— begin —

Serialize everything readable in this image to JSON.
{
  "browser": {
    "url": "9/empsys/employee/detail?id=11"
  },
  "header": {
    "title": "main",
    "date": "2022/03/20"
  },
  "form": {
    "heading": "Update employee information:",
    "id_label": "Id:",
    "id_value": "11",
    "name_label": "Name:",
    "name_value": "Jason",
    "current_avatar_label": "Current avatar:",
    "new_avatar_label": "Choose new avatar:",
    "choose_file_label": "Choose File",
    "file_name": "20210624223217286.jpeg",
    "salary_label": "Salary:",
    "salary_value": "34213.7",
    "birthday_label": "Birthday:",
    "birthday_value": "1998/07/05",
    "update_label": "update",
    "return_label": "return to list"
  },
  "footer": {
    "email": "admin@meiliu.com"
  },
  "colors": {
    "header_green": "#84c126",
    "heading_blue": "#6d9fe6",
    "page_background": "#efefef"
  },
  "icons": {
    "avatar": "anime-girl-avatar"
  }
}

— end —
— begin —

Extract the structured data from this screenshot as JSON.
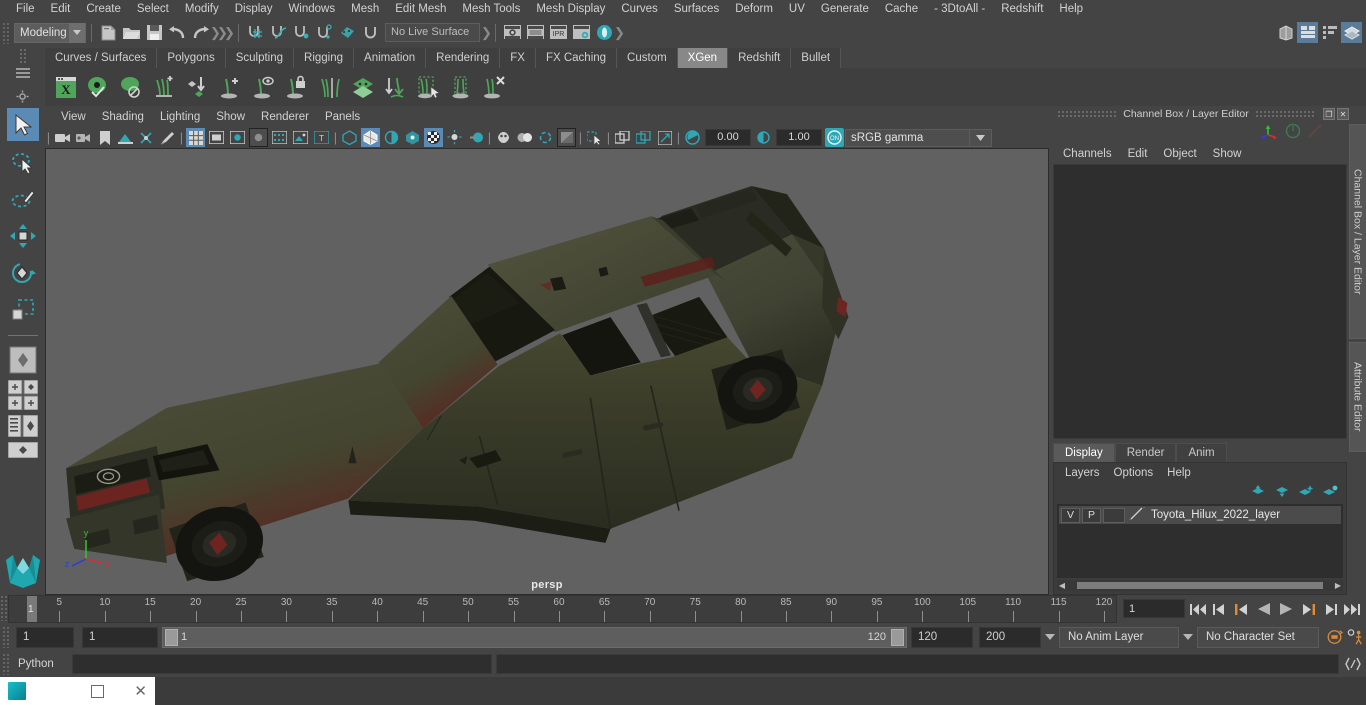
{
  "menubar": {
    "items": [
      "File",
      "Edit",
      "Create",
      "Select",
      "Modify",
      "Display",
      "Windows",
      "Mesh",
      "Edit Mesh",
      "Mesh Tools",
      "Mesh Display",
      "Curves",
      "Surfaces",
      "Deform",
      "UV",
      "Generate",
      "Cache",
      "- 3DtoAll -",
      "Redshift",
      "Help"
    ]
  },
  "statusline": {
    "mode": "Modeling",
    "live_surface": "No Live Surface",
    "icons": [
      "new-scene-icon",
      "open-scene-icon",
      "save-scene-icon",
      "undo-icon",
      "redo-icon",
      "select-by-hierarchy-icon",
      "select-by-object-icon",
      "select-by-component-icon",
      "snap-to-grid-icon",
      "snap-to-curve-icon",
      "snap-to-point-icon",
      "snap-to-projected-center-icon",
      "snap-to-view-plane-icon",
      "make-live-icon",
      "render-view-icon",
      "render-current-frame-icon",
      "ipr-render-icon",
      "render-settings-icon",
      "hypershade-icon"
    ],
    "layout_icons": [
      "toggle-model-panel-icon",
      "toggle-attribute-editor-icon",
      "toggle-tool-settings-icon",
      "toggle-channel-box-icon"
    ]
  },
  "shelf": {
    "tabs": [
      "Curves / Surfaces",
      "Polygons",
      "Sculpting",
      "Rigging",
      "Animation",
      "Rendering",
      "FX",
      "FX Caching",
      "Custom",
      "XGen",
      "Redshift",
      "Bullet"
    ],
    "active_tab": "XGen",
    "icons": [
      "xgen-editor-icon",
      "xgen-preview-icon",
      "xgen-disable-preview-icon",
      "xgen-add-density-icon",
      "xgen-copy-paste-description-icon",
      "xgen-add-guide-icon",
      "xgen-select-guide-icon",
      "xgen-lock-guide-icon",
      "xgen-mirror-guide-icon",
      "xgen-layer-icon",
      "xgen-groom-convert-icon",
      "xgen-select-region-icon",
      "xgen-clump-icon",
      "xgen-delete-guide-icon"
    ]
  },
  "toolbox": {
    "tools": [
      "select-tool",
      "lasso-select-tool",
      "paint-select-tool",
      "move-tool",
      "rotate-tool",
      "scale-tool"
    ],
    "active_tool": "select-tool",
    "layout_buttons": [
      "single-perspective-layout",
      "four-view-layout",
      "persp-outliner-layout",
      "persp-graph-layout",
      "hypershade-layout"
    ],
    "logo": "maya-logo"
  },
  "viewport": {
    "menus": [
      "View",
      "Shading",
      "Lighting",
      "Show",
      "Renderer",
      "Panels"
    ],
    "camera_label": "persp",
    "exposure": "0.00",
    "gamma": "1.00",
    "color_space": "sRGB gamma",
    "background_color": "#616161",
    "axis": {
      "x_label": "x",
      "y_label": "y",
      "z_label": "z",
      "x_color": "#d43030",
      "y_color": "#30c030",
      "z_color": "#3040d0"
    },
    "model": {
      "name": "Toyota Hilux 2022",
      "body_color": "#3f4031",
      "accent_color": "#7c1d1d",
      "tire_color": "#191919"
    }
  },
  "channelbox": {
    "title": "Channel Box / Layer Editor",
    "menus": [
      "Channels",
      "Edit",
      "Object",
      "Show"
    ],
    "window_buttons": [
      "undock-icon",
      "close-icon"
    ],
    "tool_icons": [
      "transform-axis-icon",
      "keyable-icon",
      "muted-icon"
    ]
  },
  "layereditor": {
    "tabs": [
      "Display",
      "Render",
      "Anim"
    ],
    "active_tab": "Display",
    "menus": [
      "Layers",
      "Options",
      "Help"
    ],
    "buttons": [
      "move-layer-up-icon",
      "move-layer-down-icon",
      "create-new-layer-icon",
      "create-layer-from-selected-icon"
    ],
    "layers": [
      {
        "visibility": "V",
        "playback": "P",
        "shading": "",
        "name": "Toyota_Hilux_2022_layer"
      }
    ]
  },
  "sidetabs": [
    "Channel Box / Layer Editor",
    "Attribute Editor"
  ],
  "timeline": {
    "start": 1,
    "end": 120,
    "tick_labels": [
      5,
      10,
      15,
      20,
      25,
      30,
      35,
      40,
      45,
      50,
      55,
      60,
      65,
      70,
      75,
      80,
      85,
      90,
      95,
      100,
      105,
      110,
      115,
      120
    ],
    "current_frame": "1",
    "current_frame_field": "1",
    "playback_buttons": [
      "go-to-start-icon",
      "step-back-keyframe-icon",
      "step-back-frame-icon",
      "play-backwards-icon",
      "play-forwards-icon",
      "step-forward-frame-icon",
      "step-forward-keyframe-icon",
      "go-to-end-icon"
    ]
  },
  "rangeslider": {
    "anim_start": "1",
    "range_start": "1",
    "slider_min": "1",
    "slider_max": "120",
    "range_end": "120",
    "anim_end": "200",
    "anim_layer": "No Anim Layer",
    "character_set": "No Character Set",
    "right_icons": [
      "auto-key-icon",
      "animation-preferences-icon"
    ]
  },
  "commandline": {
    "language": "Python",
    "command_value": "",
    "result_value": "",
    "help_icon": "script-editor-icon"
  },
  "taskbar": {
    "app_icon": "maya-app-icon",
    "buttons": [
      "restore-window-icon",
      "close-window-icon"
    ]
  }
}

— end —
— begin —

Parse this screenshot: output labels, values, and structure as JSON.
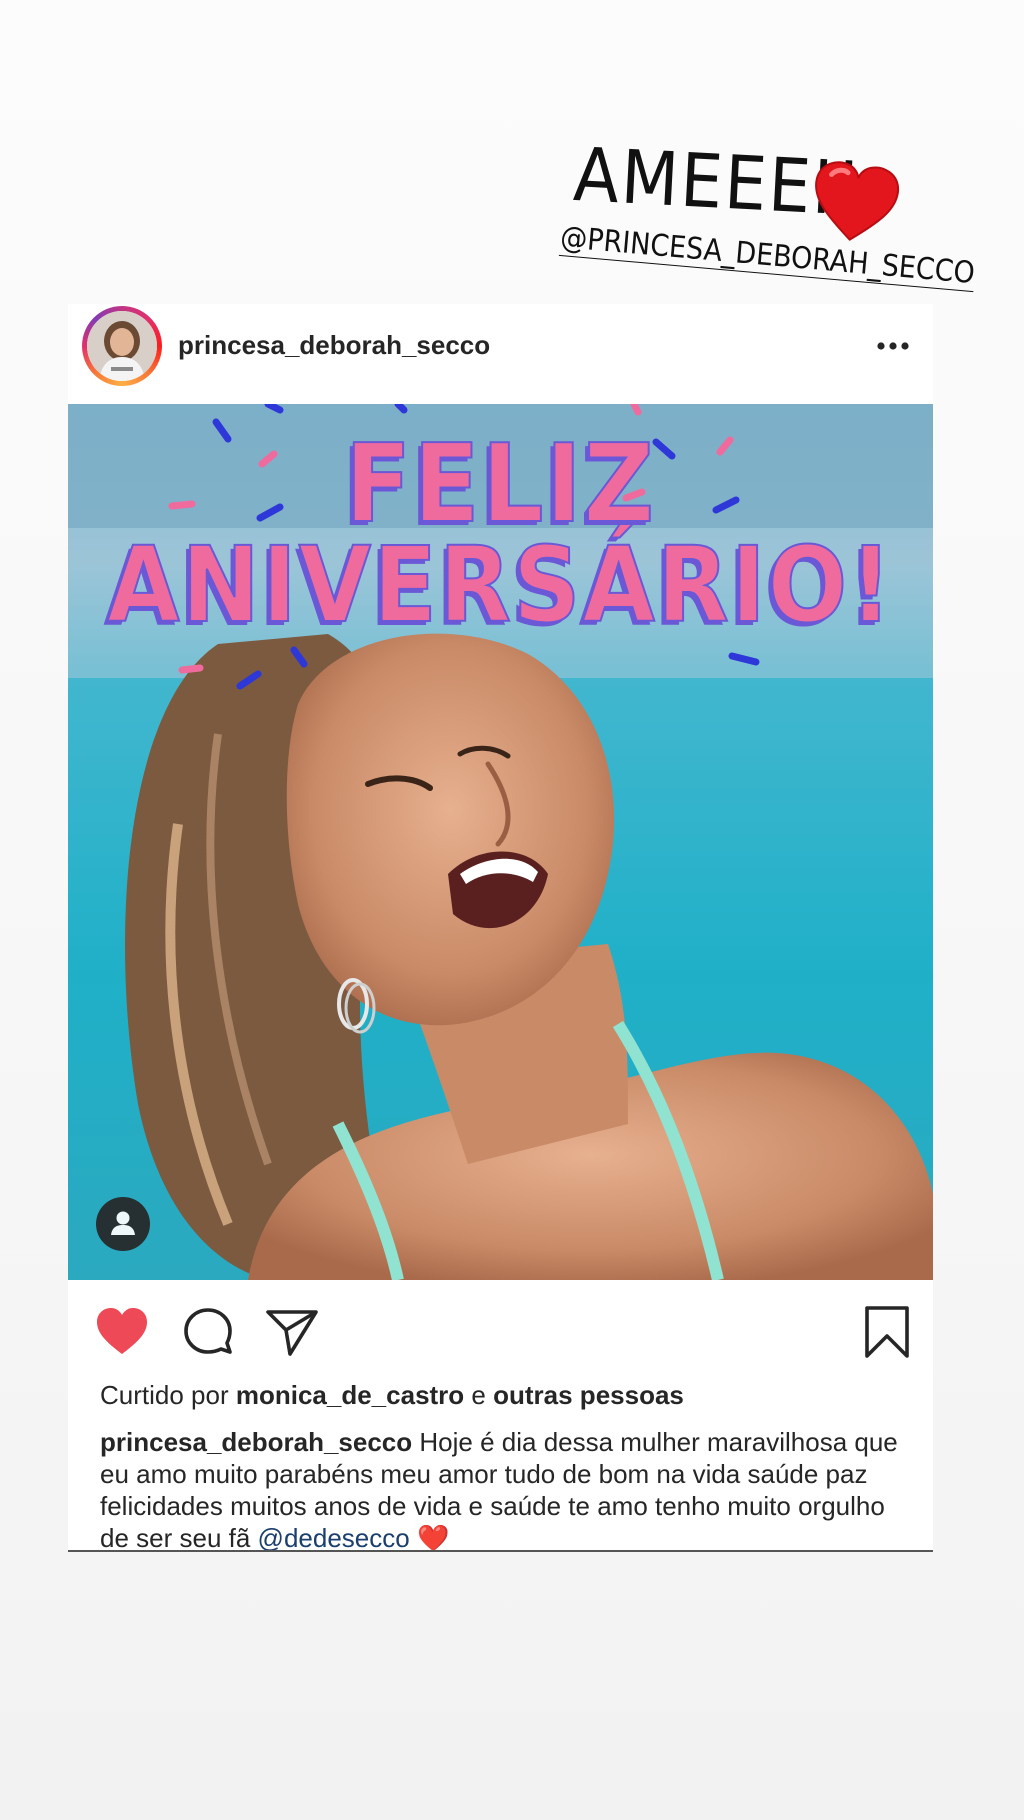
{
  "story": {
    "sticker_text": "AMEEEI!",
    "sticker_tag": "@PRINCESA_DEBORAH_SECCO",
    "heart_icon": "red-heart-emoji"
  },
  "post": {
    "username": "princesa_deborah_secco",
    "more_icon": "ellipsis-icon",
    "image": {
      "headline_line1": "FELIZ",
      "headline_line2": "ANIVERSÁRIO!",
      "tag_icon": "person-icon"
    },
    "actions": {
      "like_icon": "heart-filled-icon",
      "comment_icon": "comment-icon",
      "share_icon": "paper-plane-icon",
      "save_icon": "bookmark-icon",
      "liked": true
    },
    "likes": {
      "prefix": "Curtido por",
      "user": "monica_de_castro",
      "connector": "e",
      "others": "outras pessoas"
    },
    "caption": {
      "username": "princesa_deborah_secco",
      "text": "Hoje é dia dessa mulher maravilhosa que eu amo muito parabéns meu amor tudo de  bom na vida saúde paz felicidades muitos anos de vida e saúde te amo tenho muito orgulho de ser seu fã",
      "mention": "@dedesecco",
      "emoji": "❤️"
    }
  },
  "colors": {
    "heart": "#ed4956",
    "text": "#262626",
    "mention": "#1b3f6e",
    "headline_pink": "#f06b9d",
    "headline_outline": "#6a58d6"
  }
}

— end —

Problem details >> Every line of the records that includes the word "image" should be gathered.

Result below >>
Serialize everything readable in this image to JSON.
    "image": {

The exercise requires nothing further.